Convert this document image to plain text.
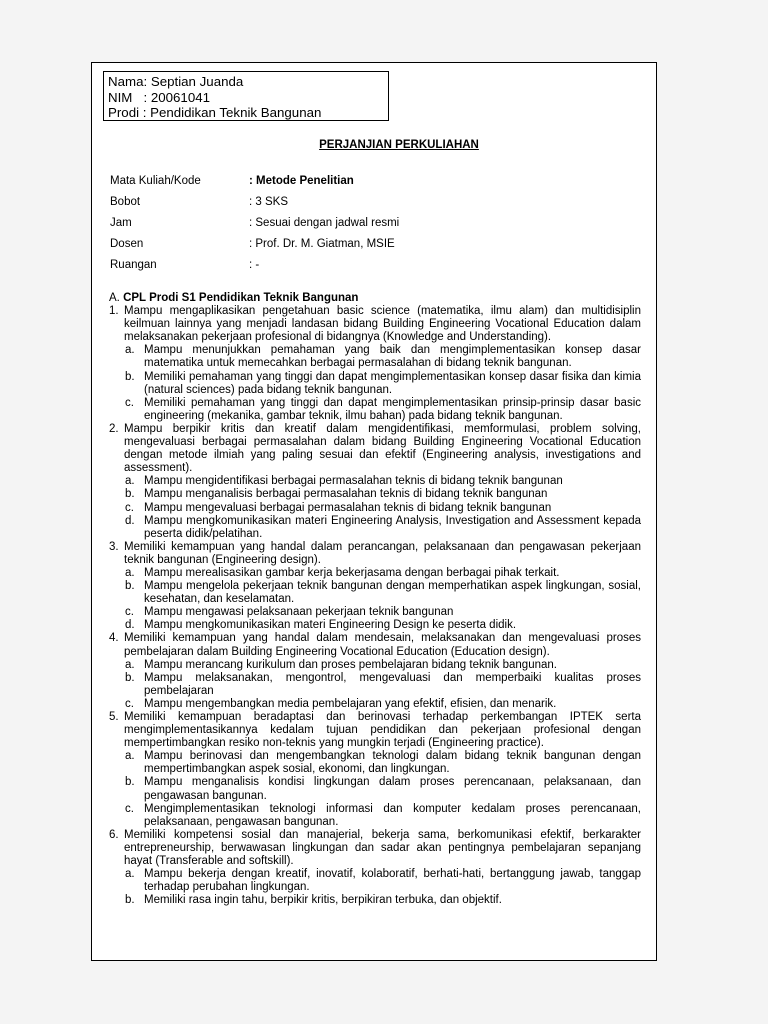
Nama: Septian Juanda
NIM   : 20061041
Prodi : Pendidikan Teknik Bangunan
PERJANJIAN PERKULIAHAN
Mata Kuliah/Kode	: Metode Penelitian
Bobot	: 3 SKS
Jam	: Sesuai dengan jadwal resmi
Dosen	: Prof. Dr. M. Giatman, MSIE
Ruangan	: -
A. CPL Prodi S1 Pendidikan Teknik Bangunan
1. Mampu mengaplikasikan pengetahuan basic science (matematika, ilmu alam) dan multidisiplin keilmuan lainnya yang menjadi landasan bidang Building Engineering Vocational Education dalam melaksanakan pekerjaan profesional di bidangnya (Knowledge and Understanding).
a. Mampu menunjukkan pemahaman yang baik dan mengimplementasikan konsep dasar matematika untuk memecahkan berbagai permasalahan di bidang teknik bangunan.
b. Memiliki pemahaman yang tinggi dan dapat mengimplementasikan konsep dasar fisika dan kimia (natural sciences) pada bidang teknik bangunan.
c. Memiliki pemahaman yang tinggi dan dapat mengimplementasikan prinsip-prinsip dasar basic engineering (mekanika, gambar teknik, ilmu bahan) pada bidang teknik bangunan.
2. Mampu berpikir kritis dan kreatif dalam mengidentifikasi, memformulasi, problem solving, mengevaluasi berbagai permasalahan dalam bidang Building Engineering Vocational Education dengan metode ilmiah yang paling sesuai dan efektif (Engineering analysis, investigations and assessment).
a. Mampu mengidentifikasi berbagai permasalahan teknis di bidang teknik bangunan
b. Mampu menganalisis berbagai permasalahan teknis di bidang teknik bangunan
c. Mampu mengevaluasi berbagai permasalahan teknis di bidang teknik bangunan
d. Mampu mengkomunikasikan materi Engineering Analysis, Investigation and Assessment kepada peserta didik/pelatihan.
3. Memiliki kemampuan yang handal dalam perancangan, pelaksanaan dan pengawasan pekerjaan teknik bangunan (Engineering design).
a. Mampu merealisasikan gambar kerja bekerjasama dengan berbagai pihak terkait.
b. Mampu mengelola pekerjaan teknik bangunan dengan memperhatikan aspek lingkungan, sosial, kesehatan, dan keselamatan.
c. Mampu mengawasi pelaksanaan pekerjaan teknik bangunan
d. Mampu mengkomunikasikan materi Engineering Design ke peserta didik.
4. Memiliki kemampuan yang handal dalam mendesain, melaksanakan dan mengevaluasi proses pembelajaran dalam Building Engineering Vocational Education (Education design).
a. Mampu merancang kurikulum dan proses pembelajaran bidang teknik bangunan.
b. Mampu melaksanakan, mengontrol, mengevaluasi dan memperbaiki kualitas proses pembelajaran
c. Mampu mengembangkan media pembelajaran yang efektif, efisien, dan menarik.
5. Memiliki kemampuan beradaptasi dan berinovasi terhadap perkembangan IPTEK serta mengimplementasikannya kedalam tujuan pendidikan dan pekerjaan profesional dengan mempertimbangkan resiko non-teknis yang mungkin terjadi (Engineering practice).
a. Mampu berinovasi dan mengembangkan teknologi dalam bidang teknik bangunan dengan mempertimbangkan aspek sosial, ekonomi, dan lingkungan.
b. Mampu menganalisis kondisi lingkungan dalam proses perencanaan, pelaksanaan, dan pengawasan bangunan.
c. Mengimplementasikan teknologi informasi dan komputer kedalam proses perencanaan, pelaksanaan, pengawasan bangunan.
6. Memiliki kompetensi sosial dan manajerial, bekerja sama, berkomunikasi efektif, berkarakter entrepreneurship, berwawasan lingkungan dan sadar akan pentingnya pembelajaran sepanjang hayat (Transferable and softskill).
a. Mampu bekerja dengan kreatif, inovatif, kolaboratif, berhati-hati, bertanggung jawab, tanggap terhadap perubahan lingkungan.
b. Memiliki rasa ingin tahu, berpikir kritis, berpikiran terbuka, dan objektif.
★ ★ ★ ★ ★ ★ ★
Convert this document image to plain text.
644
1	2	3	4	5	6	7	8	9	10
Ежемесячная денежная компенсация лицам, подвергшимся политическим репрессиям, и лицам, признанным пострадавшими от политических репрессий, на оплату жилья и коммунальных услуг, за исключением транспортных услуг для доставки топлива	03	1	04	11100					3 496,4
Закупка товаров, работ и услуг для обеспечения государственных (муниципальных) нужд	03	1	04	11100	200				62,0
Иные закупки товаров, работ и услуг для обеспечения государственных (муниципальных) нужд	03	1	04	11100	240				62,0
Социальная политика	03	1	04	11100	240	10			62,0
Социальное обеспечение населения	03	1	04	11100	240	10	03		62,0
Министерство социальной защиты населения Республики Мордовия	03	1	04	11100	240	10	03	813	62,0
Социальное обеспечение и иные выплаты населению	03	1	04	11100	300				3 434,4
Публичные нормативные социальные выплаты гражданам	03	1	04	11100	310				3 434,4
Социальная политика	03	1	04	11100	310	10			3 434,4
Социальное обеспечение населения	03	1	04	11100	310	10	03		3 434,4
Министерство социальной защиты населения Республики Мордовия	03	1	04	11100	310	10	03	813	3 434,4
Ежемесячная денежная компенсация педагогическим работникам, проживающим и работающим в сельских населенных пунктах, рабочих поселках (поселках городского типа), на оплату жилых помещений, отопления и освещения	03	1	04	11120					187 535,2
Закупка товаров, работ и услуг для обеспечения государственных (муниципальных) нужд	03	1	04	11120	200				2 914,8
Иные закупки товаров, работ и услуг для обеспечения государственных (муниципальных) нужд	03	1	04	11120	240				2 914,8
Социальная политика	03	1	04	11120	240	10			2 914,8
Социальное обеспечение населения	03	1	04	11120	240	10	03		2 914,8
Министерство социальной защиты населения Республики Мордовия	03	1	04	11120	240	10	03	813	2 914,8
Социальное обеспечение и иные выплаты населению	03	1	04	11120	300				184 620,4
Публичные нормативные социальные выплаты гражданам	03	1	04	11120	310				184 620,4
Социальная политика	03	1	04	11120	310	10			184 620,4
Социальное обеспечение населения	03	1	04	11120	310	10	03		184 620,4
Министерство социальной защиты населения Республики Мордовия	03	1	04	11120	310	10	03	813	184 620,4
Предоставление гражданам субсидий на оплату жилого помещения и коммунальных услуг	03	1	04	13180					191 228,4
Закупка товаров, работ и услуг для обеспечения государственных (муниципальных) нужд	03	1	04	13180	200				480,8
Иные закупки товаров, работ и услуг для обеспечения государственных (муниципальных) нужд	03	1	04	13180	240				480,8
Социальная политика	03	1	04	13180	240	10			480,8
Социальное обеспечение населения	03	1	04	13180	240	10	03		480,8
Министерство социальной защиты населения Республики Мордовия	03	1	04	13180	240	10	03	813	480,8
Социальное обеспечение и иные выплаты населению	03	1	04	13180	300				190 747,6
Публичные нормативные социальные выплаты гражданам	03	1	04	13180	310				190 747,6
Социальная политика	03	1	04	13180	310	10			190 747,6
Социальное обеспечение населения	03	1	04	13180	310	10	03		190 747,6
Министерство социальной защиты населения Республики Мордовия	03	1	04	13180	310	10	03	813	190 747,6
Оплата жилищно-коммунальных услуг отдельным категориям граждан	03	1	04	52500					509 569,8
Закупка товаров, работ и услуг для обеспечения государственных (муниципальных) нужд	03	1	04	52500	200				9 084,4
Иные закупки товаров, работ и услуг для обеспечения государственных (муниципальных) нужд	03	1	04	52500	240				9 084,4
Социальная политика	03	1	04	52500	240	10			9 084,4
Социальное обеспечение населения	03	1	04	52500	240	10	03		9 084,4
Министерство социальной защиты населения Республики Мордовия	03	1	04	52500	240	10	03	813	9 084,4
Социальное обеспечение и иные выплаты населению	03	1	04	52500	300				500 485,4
★ ★ ★ ★ ★ ★ ★
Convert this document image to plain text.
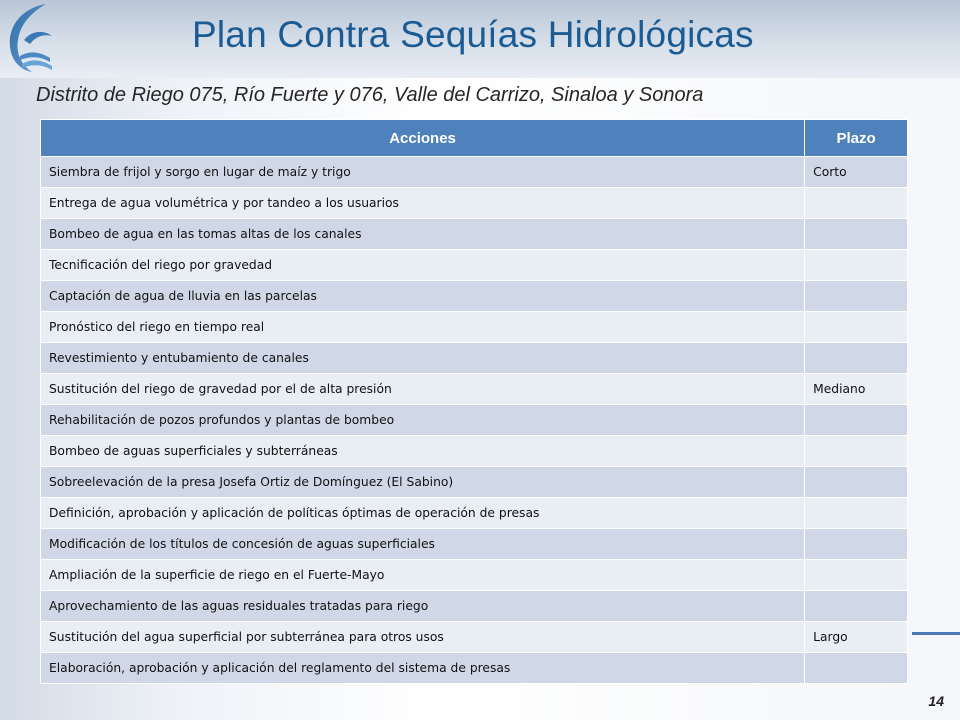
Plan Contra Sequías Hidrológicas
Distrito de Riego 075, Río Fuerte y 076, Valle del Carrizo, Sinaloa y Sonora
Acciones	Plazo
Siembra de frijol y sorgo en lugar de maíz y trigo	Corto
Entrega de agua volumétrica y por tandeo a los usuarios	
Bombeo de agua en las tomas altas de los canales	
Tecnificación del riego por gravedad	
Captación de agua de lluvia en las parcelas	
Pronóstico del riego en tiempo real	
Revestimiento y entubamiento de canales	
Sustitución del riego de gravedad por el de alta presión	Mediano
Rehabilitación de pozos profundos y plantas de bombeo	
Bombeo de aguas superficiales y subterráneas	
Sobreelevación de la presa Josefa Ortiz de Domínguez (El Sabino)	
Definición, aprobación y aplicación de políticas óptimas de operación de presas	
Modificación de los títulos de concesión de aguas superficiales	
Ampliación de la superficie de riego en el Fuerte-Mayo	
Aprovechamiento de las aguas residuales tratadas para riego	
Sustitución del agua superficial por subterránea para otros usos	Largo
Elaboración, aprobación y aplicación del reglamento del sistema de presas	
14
★ ★ ★ ★ ★ ★ ★
# AIM OF THE TASK
Gather each line that holds "Sustitución".

# IN RESPONSE
Sustitución del riego de gravedad por el de alta presión	Mediano
Sustitución del agua superficial por subterránea para otros usos	Largo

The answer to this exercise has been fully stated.